Problem statement
Extract every line that contains the string "total".

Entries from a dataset
============

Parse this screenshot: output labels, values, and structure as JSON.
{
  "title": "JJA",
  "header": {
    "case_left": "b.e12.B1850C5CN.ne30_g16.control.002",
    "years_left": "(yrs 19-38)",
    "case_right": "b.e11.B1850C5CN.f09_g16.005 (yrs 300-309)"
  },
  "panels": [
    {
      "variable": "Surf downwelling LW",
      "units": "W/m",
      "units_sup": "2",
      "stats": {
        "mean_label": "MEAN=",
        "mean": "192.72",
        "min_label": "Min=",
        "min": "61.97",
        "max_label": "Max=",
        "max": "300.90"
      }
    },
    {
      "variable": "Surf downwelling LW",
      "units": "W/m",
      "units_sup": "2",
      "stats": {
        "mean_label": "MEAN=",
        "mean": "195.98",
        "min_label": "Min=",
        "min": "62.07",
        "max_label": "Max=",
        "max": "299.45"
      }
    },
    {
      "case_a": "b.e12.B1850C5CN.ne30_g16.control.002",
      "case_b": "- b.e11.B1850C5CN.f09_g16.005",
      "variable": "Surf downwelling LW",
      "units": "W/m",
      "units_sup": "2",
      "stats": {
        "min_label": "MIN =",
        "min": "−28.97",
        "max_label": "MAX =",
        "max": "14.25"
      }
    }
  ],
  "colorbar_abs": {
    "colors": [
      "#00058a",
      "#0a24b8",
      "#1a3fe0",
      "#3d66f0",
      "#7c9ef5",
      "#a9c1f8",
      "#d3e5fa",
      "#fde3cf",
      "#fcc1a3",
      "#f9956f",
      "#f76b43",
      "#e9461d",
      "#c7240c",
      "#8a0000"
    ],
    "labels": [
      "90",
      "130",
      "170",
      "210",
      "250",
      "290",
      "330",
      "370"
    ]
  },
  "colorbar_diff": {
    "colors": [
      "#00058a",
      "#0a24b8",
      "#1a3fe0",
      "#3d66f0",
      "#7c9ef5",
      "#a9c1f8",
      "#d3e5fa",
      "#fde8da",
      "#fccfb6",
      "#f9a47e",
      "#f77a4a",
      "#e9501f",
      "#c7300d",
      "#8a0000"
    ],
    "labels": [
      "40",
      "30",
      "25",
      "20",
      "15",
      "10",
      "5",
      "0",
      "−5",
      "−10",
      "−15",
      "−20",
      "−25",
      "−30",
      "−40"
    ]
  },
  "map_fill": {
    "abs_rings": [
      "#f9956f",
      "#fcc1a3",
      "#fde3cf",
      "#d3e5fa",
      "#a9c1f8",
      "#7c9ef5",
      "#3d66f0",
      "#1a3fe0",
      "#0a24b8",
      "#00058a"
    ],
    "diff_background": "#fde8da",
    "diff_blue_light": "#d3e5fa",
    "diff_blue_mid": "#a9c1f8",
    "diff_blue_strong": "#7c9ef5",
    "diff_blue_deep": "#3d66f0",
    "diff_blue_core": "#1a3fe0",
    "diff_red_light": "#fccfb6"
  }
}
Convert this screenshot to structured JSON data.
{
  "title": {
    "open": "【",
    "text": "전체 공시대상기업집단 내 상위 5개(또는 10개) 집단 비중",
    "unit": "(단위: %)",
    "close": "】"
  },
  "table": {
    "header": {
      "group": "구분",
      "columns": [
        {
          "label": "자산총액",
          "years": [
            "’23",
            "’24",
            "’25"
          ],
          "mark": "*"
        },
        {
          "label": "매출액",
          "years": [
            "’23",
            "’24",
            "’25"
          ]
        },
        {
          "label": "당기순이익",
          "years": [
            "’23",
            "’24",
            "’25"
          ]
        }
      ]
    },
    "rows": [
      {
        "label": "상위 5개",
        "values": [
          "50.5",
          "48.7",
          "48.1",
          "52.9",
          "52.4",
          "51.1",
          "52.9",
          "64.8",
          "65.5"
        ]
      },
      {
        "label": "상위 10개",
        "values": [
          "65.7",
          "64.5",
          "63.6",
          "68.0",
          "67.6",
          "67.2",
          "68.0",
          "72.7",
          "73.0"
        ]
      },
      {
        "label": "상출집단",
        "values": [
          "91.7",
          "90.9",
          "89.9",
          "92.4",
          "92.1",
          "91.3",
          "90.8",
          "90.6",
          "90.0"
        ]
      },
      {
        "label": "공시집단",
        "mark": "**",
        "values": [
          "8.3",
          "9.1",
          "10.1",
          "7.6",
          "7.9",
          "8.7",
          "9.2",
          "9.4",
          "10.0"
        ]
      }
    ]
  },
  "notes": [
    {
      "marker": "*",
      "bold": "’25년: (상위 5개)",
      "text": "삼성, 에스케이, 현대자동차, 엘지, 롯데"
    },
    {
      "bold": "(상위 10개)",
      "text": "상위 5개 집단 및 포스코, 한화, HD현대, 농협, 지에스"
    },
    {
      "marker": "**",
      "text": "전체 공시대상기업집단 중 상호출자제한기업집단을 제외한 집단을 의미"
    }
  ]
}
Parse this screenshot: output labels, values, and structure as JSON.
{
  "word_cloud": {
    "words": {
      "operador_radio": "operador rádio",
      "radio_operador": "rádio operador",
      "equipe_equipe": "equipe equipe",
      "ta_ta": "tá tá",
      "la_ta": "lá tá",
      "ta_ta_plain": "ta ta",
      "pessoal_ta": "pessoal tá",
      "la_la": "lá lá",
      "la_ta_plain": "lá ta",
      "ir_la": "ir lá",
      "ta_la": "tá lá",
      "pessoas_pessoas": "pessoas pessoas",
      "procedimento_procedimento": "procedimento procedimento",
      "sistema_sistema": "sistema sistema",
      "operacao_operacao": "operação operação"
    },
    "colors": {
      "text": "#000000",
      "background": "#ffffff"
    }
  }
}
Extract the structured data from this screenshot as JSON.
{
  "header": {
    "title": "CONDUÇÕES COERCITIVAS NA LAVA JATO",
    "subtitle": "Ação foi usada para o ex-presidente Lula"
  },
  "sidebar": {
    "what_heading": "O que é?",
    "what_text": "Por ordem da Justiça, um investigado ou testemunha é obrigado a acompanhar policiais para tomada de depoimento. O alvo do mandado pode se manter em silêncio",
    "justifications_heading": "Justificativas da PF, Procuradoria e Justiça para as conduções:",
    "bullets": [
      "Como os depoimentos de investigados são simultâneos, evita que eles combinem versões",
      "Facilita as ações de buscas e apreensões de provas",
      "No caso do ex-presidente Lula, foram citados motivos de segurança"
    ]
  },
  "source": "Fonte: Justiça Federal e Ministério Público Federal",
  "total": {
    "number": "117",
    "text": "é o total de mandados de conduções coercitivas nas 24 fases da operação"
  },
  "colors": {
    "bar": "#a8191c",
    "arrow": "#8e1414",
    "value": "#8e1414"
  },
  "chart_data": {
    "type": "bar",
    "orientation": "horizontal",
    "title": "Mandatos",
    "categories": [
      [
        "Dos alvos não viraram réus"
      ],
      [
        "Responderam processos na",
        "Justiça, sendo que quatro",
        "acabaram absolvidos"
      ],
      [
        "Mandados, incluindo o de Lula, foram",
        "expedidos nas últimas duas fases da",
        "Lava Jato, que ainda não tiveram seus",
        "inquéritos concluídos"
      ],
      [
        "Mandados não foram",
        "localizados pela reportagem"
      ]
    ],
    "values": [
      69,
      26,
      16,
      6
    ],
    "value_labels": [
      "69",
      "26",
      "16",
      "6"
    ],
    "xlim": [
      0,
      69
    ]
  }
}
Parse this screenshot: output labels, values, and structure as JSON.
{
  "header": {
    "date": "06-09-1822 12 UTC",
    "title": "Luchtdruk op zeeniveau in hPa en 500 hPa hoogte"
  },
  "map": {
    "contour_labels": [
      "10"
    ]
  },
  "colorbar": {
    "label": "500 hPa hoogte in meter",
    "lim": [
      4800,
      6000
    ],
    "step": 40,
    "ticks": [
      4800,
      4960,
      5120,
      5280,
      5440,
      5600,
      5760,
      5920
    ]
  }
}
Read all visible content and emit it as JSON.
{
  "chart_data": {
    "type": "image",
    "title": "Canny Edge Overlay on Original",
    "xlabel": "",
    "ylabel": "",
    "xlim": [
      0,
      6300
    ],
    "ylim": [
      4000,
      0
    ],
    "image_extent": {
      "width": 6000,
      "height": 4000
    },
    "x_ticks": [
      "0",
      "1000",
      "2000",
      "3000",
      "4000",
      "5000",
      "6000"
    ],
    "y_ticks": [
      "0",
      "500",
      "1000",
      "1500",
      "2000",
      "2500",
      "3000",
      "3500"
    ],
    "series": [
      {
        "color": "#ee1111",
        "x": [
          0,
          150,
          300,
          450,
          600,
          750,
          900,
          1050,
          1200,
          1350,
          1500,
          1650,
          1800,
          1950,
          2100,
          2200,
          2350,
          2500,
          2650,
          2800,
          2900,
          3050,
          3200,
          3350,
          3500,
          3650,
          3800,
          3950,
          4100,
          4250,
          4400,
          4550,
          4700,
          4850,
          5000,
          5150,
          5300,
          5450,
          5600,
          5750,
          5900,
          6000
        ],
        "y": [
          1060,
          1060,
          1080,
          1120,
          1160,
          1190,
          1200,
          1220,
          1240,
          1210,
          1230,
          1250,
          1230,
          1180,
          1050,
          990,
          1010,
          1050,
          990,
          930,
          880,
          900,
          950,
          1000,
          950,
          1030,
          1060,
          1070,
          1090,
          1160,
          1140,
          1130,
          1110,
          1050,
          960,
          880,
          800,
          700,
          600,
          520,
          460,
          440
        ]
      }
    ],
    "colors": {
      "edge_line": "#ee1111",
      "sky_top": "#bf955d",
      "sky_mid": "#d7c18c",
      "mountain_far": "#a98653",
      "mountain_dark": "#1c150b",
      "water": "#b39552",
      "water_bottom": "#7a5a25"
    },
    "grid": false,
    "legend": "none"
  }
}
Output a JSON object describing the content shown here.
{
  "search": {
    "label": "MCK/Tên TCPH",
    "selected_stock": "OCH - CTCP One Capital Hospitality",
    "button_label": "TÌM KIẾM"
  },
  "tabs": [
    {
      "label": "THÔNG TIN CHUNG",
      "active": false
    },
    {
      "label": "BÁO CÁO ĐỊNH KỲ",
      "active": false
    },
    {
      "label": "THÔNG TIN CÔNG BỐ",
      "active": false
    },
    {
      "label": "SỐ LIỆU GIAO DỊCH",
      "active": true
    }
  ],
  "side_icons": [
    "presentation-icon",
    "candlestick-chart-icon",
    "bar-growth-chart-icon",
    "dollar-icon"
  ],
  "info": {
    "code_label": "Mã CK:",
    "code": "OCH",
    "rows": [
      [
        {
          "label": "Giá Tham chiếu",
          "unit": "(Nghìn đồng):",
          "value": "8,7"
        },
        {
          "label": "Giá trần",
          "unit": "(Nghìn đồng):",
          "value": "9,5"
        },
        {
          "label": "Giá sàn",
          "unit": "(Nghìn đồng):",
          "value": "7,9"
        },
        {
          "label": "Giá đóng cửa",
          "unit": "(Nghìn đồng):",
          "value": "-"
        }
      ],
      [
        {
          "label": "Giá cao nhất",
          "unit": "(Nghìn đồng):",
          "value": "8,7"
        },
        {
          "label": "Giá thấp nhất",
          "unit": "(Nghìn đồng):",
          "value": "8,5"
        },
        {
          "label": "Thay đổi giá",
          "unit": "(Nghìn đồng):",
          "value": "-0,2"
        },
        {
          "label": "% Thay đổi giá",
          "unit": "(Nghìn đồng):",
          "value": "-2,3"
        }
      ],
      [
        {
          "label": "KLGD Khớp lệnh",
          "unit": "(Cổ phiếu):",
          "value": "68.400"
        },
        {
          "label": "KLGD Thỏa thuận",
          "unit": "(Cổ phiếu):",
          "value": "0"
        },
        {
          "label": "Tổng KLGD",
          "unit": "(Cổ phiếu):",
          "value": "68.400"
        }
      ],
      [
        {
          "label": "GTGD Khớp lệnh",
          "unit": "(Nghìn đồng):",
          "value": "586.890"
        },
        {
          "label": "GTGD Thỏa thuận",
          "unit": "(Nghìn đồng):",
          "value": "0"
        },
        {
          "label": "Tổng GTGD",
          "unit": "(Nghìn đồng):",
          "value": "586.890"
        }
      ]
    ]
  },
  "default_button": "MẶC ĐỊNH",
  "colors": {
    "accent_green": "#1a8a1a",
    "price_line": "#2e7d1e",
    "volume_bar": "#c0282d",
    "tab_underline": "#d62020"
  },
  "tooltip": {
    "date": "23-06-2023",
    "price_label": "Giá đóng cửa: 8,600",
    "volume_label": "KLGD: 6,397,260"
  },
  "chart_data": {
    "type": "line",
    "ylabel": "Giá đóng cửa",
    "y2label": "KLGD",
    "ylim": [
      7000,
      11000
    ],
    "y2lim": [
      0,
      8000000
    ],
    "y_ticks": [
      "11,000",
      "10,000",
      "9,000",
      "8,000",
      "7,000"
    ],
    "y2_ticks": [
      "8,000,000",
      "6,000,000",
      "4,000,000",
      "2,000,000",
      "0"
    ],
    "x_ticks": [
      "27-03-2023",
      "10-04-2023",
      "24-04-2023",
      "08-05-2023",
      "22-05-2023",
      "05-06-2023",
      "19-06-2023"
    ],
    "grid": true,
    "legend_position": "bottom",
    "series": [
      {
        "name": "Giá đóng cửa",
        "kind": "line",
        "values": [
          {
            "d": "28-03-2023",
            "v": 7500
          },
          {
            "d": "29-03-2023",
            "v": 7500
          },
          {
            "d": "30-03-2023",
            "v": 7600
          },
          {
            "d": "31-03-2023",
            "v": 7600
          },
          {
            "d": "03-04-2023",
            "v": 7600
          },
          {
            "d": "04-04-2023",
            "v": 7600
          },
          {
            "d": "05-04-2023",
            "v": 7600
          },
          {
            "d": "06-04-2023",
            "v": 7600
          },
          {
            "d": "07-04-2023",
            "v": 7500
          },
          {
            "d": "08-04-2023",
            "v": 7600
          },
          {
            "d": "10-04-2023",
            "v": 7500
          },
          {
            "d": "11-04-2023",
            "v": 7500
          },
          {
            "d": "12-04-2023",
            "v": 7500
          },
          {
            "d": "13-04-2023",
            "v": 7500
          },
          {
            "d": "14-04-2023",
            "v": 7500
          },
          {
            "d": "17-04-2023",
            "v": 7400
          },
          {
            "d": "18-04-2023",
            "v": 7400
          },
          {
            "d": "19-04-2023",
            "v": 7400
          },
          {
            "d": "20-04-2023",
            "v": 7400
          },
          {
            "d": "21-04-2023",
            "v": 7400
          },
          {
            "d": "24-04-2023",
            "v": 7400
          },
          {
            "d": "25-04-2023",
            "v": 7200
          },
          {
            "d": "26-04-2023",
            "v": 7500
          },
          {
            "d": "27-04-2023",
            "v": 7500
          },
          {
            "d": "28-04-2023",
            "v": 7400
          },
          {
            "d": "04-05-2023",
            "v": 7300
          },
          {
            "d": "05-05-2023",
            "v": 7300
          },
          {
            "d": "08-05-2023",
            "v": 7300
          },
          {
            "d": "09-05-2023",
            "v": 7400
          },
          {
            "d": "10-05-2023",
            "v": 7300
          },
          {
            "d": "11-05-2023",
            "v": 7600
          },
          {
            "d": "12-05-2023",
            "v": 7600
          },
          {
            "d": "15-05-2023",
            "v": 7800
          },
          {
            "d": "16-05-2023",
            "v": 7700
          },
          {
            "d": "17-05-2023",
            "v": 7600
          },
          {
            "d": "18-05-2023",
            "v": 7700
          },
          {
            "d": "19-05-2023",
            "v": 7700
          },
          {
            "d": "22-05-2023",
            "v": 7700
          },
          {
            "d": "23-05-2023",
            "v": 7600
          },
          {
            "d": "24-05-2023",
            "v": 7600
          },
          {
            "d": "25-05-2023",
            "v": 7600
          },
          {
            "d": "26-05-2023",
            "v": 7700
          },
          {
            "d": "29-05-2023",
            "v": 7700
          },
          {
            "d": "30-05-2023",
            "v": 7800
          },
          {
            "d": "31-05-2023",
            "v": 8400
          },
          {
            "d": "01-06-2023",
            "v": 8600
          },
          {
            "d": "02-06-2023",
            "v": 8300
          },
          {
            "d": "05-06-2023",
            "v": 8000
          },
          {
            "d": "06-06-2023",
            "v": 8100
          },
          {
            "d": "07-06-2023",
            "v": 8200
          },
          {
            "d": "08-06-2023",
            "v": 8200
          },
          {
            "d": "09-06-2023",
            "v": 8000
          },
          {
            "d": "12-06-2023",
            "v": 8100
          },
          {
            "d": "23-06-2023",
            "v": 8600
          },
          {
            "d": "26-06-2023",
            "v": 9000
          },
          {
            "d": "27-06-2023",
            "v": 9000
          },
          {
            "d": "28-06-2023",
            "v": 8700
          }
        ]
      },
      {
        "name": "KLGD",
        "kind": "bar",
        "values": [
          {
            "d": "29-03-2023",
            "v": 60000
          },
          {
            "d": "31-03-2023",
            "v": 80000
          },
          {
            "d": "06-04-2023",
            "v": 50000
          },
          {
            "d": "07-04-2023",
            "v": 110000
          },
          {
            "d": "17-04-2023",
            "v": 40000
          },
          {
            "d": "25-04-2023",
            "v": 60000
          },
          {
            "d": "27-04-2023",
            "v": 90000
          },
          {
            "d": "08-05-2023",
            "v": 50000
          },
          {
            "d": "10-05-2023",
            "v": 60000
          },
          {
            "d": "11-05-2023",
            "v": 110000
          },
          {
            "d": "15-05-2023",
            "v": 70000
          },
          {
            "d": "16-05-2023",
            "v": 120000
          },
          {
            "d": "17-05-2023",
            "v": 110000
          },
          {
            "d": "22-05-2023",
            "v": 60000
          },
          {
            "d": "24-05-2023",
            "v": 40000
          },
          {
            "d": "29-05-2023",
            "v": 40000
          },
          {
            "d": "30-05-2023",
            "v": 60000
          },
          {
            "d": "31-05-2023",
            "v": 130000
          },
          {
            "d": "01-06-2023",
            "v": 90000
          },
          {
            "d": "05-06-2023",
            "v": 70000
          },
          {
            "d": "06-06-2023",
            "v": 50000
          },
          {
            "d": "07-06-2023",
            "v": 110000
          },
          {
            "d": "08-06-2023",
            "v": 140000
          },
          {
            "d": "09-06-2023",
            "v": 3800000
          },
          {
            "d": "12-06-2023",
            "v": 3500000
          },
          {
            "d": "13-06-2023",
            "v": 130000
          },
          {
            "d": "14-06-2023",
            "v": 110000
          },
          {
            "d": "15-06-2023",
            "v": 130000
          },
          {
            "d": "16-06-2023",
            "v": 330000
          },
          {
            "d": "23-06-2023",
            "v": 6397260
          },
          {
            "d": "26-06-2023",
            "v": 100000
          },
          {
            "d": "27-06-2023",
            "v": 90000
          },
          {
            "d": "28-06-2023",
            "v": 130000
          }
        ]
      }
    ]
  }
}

============

Output of the exercise
  "total": {
    "text": "é o total de mandados de conduções coercitivas nas 24 fases da operação"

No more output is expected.